[What you will do]: Write the data out again exactly, dropping any images it holds.

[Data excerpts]
--------------------------------------------------

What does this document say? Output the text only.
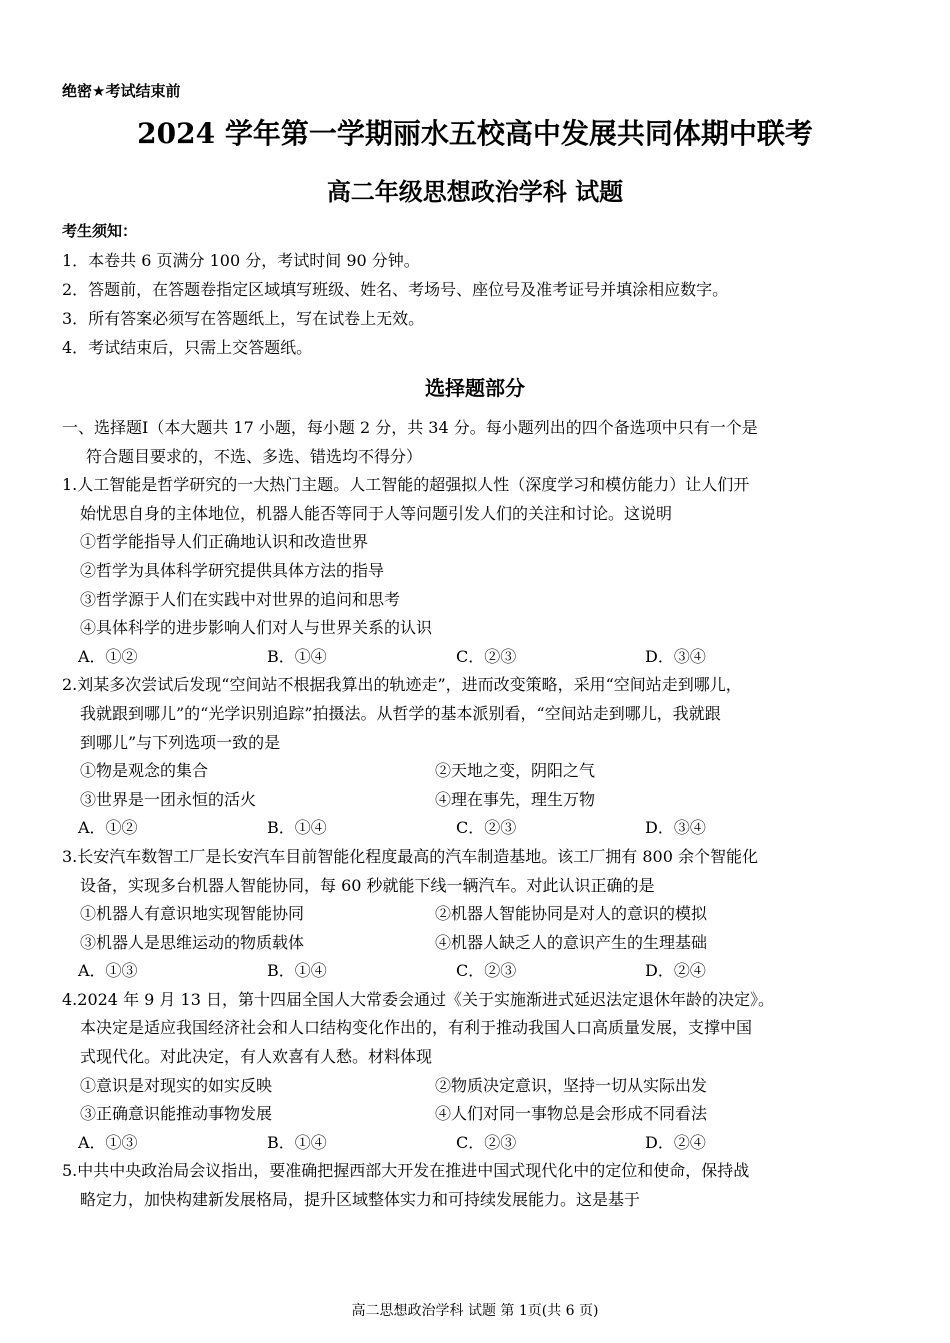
绝密★考试结束前
2024 学年第一学期丽水五校高中发展共同体期中联考
高二年级思想政治学科 试题
考生须知：
1．本卷共 6 页满分 100 分，考试时间 90 分钟。
2．答题前，在答题卷指定区域填写班级、姓名、考场号、座位号及准考证号并填涂相应数字。
3．所有答案必须写在答题纸上，写在试卷上无效。
4．考试结束后，只需上交答题纸。
选择题部分
一、选择题Ⅰ（本大题共 17 小题，每小题 2 分，共 34 分。每小题列出的四个备选项中只有一个是
符合题目要求的，不选、多选、错选均不得分）
1.人工智能是哲学研究的一大热门主题。人工智能的超强拟人性（深度学习和模仿能力）让人们开
始忧思自身的主体地位，机器人能否等同于人等问题引发人们的关注和讨论。这说明
①哲学能指导人们正确地认识和改造世界
②哲学为具体科学研究提供具体方法的指导
③哲学源于人们在实践中对世界的追问和思考
④具体科学的进步影响人们对人与世界关系的认识
A．①②	B．①④	C．②③	D．③④
2.刘某多次尝试后发现“空间站不根据我算出的轨迹走”，进而改变策略，采用“空间站走到哪儿，
我就跟到哪儿”的“光学识别追踪”拍摄法。从哲学的基本派别看，“空间站走到哪儿，我就跟
到哪儿”与下列选项一致的是
①物是观念的集合	②天地之变，阴阳之气
③世界是一团永恒的活火	④理在事先，理生万物
A．①②	B．①④	C．②③	D．③④
3.长安汽车数智工厂是长安汽车目前智能化程度最高的汽车制造基地。该工厂拥有 800 余个智能化
设备，实现多台机器人智能协同，每 60 秒就能下线一辆汽车。对此认识正确的是
①机器人有意识地实现智能协同	②机器人智能协同是对人的意识的模拟
③机器人是思维运动的物质载体	④机器人缺乏人的意识产生的生理基础
A．①③	B．①④	C．②③	D．②④
4.2024 年 9 月 13 日，第十四届全国人大常委会通过《关于实施渐进式延迟法定退休年龄的决定》。
本决定是适应我国经济社会和人口结构变化作出的，有利于推动我国人口高质量发展，支撑中国
式现代化。对此决定，有人欢喜有人愁。材料体现
①意识是对现实的如实反映	②物质决定意识，坚持一切从实际出发
③正确意识能推动事物发展	④人们对同一事物总是会形成不同看法
A．①③	B．①④	C．②③	D．②④
5.中共中央政治局会议指出，要准确把握西部大开发在推进中国式现代化中的定位和使命，保持战
略定力，加快构建新发展格局，提升区域整体实力和可持续发展能力。这是基于
高二思想政治学科 试题 第 1页(共 6 页)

--------------------------------------------------

[Solution to this exercise]:
What does this document say? Output the text only.
绝密★考试结束前
2024 学年第一学期丽水五校高中发展共同体期中联考
高二年级思想政治学科 试题
考生须知：
1．本卷共 6 页满分 100 分，考试时间 90 分钟。
2．答题前，在答题卷指定区域填写班级、姓名、考场号、座位号及准考证号并填涂相应数字。
3．所有答案必须写在答题纸上，写在试卷上无效。
4．考试结束后，只需上交答题纸。
选择题部分
一、选择题Ⅰ（本大题共 17 小题，每小题 2 分，共 34 分。每小题列出的四个备选项中只有一个是
符合题目要求的，不选、多选、错选均不得分）
1.人工智能是哲学研究的一大热门主题。人工智能的超强拟人性（深度学习和模仿能力）让人们开
始忧思自身的主体地位，机器人能否等同于人等问题引发人们的关注和讨论。这说明
①哲学能指导人们正确地认识和改造世界
②哲学为具体科学研究提供具体方法的指导
③哲学源于人们在实践中对世界的追问和思考
④具体科学的进步影响人们对人与世界关系的认识
A．①②	B．①④	C．②③	D．③④
2.刘某多次尝试后发现“空间站不根据我算出的轨迹走”，进而改变策略，采用“空间站走到哪儿，
我就跟到哪儿”的“光学识别追踪”拍摄法。从哲学的基本派别看，“空间站走到哪儿，我就跟
到哪儿”与下列选项一致的是
①物是观念的集合	②天地之变，阴阳之气
③世界是一团永恒的活火	④理在事先，理生万物
A．①②	B．①④	C．②③	D．③④
3.长安汽车数智工厂是长安汽车目前智能化程度最高的汽车制造基地。该工厂拥有 800 余个智能化
设备，实现多台机器人智能协同，每 60 秒就能下线一辆汽车。对此认识正确的是
①机器人有意识地实现智能协同	②机器人智能协同是对人的意识的模拟
③机器人是思维运动的物质载体	④机器人缺乏人的意识产生的生理基础
A．①③	B．①④	C．②③	D．②④
4.2024 年 9 月 13 日，第十四届全国人大常委会通过《关于实施渐进式延迟法定退休年龄的决定》。
本决定是适应我国经济社会和人口结构变化作出的，有利于推动我国人口高质量发展，支撑中国
式现代化。对此决定，有人欢喜有人愁。材料体现
①意识是对现实的如实反映	②物质决定意识，坚持一切从实际出发
③正确意识能推动事物发展	④人们对同一事物总是会形成不同看法
A．①③	B．①④	C．②③	D．②④
5.中共中央政治局会议指出，要准确把握西部大开发在推进中国式现代化中的定位和使命，保持战
略定力，加快构建新发展格局，提升区域整体实力和可持续发展能力。这是基于
高二思想政治学科 试题 第 1页(共 6 页)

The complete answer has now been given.